▶ **What to produce**
Update the material from its first line through the line containing "kbaud-cell: 29.070 — [339, 462, 393, 483]", replacing "table-row" with "data-row" and keeping everything else the same.
--- BEGIN ---
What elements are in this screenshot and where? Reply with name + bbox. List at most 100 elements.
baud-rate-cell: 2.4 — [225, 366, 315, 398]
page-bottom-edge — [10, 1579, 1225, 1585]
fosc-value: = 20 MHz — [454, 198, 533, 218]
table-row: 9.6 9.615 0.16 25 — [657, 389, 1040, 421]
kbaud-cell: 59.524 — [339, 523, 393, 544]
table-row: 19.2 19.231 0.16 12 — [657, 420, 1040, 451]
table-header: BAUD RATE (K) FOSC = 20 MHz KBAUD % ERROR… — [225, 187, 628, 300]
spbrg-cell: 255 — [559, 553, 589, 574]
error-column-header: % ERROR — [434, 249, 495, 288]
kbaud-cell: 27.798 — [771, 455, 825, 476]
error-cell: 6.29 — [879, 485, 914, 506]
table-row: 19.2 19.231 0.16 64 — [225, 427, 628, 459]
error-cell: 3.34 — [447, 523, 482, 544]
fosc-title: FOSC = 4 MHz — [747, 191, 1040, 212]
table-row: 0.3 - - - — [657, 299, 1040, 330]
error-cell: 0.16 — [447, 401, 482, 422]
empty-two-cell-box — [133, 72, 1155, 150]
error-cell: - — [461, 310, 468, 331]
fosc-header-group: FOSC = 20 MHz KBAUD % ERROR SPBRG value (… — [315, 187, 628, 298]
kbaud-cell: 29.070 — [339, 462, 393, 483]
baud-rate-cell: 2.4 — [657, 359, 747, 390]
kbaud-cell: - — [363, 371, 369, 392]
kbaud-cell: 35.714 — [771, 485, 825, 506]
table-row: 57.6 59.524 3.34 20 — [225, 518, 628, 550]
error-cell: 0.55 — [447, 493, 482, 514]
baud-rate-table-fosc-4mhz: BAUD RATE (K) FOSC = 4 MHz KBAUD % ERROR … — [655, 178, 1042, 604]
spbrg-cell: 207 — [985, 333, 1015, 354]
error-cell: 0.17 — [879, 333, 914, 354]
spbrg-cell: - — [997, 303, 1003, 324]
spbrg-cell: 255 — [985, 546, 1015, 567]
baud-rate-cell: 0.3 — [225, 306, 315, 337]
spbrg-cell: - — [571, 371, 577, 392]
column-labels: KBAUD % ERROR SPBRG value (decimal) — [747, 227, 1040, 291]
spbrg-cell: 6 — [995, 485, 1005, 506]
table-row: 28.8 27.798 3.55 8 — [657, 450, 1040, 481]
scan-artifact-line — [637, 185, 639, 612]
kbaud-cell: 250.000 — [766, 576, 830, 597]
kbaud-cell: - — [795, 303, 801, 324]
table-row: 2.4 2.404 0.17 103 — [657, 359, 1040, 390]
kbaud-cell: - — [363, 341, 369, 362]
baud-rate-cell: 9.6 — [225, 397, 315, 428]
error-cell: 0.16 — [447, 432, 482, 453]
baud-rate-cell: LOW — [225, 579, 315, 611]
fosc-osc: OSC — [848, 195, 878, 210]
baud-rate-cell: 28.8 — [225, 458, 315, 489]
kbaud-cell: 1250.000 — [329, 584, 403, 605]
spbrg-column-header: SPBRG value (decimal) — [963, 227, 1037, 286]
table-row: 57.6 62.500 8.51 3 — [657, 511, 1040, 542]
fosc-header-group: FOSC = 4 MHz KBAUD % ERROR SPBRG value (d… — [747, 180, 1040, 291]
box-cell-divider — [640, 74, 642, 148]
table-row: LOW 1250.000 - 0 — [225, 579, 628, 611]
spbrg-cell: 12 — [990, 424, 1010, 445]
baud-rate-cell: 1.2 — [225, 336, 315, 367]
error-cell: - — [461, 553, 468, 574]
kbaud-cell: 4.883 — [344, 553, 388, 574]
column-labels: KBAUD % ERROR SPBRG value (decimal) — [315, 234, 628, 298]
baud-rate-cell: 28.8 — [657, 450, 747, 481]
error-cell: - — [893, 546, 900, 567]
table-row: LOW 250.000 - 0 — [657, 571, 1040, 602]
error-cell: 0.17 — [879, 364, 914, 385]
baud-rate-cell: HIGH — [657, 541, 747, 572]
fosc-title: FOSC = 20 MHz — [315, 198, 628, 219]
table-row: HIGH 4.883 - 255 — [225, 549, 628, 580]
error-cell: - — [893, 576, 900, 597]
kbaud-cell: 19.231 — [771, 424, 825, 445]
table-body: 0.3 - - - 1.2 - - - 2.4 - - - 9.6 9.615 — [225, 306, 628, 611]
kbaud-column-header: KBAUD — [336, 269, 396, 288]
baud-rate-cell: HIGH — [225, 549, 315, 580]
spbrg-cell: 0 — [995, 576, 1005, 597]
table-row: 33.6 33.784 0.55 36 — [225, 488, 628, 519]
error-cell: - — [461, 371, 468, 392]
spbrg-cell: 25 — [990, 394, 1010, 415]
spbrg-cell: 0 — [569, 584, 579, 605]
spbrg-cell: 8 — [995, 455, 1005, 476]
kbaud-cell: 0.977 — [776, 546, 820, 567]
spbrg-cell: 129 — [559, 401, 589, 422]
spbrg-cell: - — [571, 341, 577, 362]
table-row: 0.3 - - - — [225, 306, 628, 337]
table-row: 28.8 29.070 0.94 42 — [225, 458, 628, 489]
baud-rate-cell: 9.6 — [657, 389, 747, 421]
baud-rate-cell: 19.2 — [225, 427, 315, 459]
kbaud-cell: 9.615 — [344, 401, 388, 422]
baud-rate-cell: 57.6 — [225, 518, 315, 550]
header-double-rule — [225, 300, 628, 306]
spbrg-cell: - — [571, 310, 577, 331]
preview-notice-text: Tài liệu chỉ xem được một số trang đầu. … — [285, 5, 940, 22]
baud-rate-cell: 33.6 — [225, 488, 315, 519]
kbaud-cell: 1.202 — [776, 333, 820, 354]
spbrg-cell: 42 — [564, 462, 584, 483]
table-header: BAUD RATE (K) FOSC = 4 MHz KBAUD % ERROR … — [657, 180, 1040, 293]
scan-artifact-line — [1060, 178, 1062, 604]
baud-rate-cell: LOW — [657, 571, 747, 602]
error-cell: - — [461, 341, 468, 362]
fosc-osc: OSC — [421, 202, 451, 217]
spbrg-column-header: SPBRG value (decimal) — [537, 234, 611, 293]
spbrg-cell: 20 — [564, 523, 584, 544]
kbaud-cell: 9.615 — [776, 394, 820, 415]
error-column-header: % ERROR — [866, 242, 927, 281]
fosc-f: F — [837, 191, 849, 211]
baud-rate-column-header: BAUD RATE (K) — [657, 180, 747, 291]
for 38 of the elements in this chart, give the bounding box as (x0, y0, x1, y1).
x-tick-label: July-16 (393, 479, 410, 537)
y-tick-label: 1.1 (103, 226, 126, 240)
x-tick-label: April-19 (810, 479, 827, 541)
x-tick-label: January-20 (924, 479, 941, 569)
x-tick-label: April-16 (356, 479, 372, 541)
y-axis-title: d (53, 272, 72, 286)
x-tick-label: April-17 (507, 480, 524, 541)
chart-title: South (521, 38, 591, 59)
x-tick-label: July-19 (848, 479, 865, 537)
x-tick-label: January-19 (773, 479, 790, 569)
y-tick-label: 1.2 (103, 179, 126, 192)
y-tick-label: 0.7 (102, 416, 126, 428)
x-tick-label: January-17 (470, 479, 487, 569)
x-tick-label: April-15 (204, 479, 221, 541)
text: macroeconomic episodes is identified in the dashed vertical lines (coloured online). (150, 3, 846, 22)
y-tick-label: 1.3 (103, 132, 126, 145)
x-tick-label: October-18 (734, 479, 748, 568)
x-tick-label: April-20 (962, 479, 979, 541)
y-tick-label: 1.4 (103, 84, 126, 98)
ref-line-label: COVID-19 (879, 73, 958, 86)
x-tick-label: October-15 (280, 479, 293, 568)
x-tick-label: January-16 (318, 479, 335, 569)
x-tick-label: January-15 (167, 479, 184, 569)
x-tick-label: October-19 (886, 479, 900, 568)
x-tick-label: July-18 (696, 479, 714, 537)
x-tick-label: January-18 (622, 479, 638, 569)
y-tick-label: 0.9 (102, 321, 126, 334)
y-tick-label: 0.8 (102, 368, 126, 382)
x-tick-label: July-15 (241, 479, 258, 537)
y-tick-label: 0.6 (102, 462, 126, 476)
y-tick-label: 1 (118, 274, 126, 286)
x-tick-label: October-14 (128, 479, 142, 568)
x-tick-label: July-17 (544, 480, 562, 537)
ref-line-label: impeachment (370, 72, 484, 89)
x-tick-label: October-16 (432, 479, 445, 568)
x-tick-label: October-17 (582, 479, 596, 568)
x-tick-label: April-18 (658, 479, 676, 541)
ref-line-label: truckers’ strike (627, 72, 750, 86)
--- END ---
▶ **Task output**
What elements are in this screenshot and where? Reply with name + bbox. List at most 100 elements.
baud-rate-cell: 2.4 — [225, 366, 315, 398]
page-bottom-edge — [10, 1579, 1225, 1585]
fosc-value: = 20 MHz — [454, 198, 533, 218]
data-row: 9.6 9.615 0.16 25 — [657, 389, 1040, 421]
kbaud-cell: 59.524 — [339, 523, 393, 544]
data-row: 19.2 19.231 0.16 12 — [657, 420, 1040, 451]
table-header: BAUD RATE (K) FOSC = 20 MHz KBAUD % ERROR… — [225, 187, 628, 300]
spbrg-cell: 255 — [559, 553, 589, 574]
error-column-header: % ERROR — [434, 249, 495, 288]
kbaud-cell: 27.798 — [771, 455, 825, 476]
error-cell: 6.29 — [879, 485, 914, 506]
data-row: 19.2 19.231 0.16 64 — [225, 427, 628, 459]
error-cell: 3.34 — [447, 523, 482, 544]
fosc-title: FOSC = 4 MHz — [747, 191, 1040, 212]
data-row: 0.3 - - - — [657, 299, 1040, 330]
error-cell: 0.16 — [447, 401, 482, 422]
empty-two-cell-box — [133, 72, 1155, 150]
error-cell: - — [461, 310, 468, 331]
fosc-header-group: FOSC = 20 MHz KBAUD % ERROR SPBRG value (… — [315, 187, 628, 298]
kbaud-cell: 29.070 — [339, 462, 393, 483]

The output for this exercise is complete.